■ Task objective
From the listing below, pull out all lines with "image" in them.

┌──

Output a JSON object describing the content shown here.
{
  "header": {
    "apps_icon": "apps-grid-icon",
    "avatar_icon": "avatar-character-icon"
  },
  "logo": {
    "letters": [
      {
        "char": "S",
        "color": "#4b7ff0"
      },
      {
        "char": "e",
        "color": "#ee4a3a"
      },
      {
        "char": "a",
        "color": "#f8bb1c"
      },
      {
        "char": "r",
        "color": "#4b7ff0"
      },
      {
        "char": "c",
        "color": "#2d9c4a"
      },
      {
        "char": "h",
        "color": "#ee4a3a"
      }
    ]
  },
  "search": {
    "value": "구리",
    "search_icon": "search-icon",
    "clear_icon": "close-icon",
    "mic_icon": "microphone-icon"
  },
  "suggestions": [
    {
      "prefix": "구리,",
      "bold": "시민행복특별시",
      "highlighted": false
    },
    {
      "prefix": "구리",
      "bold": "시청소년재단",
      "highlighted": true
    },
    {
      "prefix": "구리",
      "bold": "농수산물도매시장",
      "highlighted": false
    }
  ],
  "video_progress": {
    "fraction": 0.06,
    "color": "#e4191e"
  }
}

└──
┌──

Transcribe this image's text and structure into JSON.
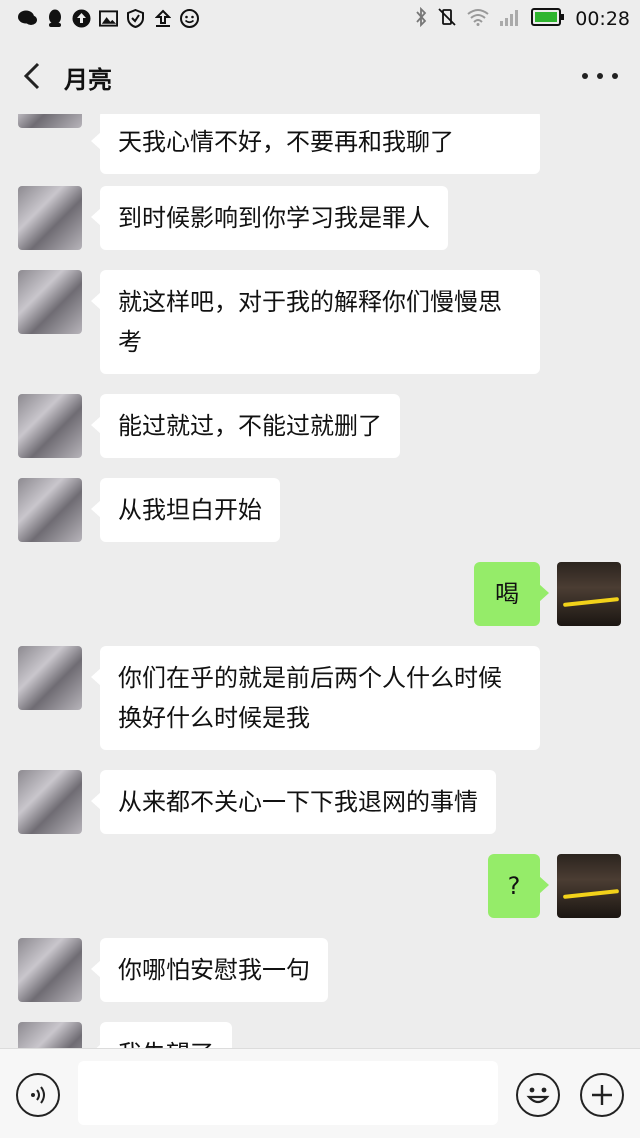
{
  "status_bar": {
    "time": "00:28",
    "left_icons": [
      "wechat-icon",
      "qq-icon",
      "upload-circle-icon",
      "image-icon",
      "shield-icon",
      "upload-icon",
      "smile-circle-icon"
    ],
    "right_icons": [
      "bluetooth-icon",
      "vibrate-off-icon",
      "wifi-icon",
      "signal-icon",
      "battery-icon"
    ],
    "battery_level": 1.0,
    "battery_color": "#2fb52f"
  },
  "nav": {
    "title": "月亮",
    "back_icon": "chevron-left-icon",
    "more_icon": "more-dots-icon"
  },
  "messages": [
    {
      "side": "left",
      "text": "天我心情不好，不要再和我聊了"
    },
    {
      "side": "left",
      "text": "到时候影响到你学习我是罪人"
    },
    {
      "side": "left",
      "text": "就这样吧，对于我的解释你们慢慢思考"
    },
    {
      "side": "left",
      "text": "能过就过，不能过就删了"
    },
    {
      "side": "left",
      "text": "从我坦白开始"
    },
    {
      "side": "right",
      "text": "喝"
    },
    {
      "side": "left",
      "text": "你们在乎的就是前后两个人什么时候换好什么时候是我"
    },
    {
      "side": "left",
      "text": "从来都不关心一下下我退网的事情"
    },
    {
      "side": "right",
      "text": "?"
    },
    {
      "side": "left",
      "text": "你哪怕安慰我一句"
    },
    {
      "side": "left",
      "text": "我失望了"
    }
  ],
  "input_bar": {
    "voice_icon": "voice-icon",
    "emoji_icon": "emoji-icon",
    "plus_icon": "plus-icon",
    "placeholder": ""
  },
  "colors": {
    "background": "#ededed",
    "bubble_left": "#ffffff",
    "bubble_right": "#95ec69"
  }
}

└──

■ Complete answer
Transcribe this image's text and structure into JSON.
      "image-icon",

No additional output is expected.